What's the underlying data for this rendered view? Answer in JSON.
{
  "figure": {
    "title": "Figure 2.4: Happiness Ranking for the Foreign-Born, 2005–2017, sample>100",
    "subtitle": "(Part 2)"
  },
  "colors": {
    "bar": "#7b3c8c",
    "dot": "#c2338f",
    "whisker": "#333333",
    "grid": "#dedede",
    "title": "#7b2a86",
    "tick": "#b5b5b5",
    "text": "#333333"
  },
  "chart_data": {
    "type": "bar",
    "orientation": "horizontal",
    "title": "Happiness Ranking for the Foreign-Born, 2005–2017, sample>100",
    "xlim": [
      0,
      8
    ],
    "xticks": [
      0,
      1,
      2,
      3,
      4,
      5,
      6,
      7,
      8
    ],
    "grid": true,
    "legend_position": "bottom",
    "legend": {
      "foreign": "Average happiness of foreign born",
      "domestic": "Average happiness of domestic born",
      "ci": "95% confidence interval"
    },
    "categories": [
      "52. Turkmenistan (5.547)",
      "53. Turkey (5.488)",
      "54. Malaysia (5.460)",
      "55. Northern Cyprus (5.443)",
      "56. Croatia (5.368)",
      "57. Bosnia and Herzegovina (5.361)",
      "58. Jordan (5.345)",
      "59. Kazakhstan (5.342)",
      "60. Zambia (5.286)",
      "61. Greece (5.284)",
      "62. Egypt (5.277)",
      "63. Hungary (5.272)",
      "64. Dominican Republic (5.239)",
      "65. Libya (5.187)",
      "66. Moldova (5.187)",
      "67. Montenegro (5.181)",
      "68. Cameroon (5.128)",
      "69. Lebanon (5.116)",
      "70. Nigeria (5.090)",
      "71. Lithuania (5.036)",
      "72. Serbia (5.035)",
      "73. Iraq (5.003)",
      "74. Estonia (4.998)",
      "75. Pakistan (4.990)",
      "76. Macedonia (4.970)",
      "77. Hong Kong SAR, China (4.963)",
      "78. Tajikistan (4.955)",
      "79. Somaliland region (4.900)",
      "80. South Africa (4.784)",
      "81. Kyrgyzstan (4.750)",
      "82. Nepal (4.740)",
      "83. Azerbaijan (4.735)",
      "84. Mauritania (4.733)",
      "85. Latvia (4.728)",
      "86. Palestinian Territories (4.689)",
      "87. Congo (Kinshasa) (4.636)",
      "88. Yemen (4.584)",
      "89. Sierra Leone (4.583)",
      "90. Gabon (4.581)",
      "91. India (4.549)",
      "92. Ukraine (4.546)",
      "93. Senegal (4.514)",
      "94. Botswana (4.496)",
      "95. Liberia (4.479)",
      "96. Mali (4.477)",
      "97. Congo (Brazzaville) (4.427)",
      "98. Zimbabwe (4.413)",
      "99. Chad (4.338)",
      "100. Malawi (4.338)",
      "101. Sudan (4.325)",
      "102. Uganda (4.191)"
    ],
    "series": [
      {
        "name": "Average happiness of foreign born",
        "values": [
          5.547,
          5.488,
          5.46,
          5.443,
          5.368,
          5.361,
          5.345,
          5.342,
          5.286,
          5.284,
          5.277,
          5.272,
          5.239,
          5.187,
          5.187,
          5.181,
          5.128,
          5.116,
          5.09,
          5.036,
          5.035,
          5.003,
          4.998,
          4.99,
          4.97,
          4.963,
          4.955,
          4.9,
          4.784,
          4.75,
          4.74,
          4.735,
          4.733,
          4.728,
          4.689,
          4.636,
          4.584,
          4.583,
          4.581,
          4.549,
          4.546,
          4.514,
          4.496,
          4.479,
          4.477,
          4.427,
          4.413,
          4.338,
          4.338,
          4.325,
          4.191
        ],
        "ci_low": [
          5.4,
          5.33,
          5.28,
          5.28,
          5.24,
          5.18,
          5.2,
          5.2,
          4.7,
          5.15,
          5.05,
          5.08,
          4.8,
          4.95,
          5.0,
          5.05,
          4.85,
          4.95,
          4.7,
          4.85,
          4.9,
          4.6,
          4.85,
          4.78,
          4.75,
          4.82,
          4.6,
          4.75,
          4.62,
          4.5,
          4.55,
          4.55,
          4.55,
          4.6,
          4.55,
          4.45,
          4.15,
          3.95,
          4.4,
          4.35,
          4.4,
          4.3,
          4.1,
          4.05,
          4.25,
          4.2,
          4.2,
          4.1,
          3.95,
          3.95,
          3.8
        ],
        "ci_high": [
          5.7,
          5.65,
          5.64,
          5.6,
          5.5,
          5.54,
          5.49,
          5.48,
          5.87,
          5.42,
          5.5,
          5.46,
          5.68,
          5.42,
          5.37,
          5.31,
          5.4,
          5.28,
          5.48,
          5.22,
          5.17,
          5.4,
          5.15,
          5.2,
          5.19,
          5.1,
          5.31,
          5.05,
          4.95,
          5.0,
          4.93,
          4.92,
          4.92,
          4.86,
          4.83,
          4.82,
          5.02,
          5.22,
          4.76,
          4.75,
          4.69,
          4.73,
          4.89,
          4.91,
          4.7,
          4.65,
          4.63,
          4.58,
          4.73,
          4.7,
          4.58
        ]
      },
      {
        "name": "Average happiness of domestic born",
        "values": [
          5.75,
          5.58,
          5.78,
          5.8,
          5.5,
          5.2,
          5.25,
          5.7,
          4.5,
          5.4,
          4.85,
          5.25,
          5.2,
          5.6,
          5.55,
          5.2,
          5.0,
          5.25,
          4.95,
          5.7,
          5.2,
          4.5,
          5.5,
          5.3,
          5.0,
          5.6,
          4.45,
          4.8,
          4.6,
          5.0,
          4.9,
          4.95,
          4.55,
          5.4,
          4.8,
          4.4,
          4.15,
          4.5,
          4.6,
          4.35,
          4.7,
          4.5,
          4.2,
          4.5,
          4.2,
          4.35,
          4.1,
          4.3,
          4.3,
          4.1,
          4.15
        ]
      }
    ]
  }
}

> **REQUIREMENT**
Extract all the material, leaving every line as it is.

> **THE COMPLETED TASK**
What's the underlying data for this rendered view? Answer in JSON.
{
  "figure": {
    "title": "Figure 2.4: Happiness Ranking for the Foreign-Born, 2005–2017, sample>100",
    "subtitle": "(Part 2)"
  },
  "colors": {
    "bar": "#7b3c8c",
    "dot": "#c2338f",
    "whisker": "#333333",
    "grid": "#dedede",
    "title": "#7b2a86",
    "tick": "#b5b5b5",
    "text": "#333333"
  },
  "chart_data": {
    "type": "bar",
    "orientation": "horizontal",
    "title": "Happiness Ranking for the Foreign-Born, 2005–2017, sample>100",
    "xlim": [
      0,
      8
    ],
    "xticks": [
      0,
      1,
      2,
      3,
      4,
      5,
      6,
      7,
      8
    ],
    "grid": true,
    "legend_position": "bottom",
    "legend": {
      "foreign": "Average happiness of foreign born",
      "domestic": "Average happiness of domestic born",
      "ci": "95% confidence interval"
    },
    "categories": [
      "52. Turkmenistan (5.547)",
      "53. Turkey (5.488)",
      "54. Malaysia (5.460)",
      "55. Northern Cyprus (5.443)",
      "56. Croatia (5.368)",
      "57. Bosnia and Herzegovina (5.361)",
      "58. Jordan (5.345)",
      "59. Kazakhstan (5.342)",
      "60. Zambia (5.286)",
      "61. Greece (5.284)",
      "62. Egypt (5.277)",
      "63. Hungary (5.272)",
      "64. Dominican Republic (5.239)",
      "65. Libya (5.187)",
      "66. Moldova (5.187)",
      "67. Montenegro (5.181)",
      "68. Cameroon (5.128)",
      "69. Lebanon (5.116)",
      "70. Nigeria (5.090)",
      "71. Lithuania (5.036)",
      "72. Serbia (5.035)",
      "73. Iraq (5.003)",
      "74. Estonia (4.998)",
      "75. Pakistan (4.990)",
      "76. Macedonia (4.970)",
      "77. Hong Kong SAR, China (4.963)",
      "78. Tajikistan (4.955)",
      "79. Somaliland region (4.900)",
      "80. South Africa (4.784)",
      "81. Kyrgyzstan (4.750)",
      "82. Nepal (4.740)",
      "83. Azerbaijan (4.735)",
      "84. Mauritania (4.733)",
      "85. Latvia (4.728)",
      "86. Palestinian Territories (4.689)",
      "87. Congo (Kinshasa) (4.636)",
      "88. Yemen (4.584)",
      "89. Sierra Leone (4.583)",
      "90. Gabon (4.581)",
      "91. India (4.549)",
      "92. Ukraine (4.546)",
      "93. Senegal (4.514)",
      "94. Botswana (4.496)",
      "95. Liberia (4.479)",
      "96. Mali (4.477)",
      "97. Congo (Brazzaville) (4.427)",
      "98. Zimbabwe (4.413)",
      "99. Chad (4.338)",
      "100. Malawi (4.338)",
      "101. Sudan (4.325)",
      "102. Uganda (4.191)"
    ],
    "series": [
      {
        "name": "Average happiness of foreign born",
        "values": [
          5.547,
          5.488,
          5.46,
          5.443,
          5.368,
          5.361,
          5.345,
          5.342,
          5.286,
          5.284,
          5.277,
          5.272,
          5.239,
          5.187,
          5.187,
          5.181,
          5.128,
          5.116,
          5.09,
          5.036,
          5.035,
          5.003,
          4.998,
          4.99,
          4.97,
          4.963,
          4.955,
          4.9,
          4.784,
          4.75,
          4.74,
          4.735,
          4.733,
          4.728,
          4.689,
          4.636,
          4.584,
          4.583,
          4.581,
          4.549,
          4.546,
          4.514,
          4.496,
          4.479,
          4.477,
          4.427,
          4.413,
          4.338,
          4.338,
          4.325,
          4.191
        ],
        "ci_low": [
          5.4,
          5.33,
          5.28,
          5.28,
          5.24,
          5.18,
          5.2,
          5.2,
          4.7,
          5.15,
          5.05,
          5.08,
          4.8,
          4.95,
          5.0,
          5.05,
          4.85,
          4.95,
          4.7,
          4.85,
          4.9,
          4.6,
          4.85,
          4.78,
          4.75,
          4.82,
          4.6,
          4.75,
          4.62,
          4.5,
          4.55,
          4.55,
          4.55,
          4.6,
          4.55,
          4.45,
          4.15,
          3.95,
          4.4,
          4.35,
          4.4,
          4.3,
          4.1,
          4.05,
          4.25,
          4.2,
          4.2,
          4.1,
          3.95,
          3.95,
          3.8
        ],
        "ci_high": [
          5.7,
          5.65,
          5.64,
          5.6,
          5.5,
          5.54,
          5.49,
          5.48,
          5.87,
          5.42,
          5.5,
          5.46,
          5.68,
          5.42,
          5.37,
          5.31,
          5.4,
          5.28,
          5.48,
          5.22,
          5.17,
          5.4,
          5.15,
          5.2,
          5.19,
          5.1,
          5.31,
          5.05,
          4.95,
          5.0,
          4.93,
          4.92,
          4.92,
          4.86,
          4.83,
          4.82,
          5.02,
          5.22,
          4.76,
          4.75,
          4.69,
          4.73,
          4.89,
          4.91,
          4.7,
          4.65,
          4.63,
          4.58,
          4.73,
          4.7,
          4.58
        ]
      },
      {
        "name": "Average happiness of domestic born",
        "values": [
          5.75,
          5.58,
          5.78,
          5.8,
          5.5,
          5.2,
          5.25,
          5.7,
          4.5,
          5.4,
          4.85,
          5.25,
          5.2,
          5.6,
          5.55,
          5.2,
          5.0,
          5.25,
          4.95,
          5.7,
          5.2,
          4.5,
          5.5,
          5.3,
          5.0,
          5.6,
          4.45,
          4.8,
          4.6,
          5.0,
          4.9,
          4.95,
          4.55,
          5.4,
          4.8,
          4.4,
          4.15,
          4.5,
          4.6,
          4.35,
          4.7,
          4.5,
          4.2,
          4.5,
          4.2,
          4.35,
          4.1,
          4.3,
          4.3,
          4.1,
          4.15
        ]
      }
    ]
  }
}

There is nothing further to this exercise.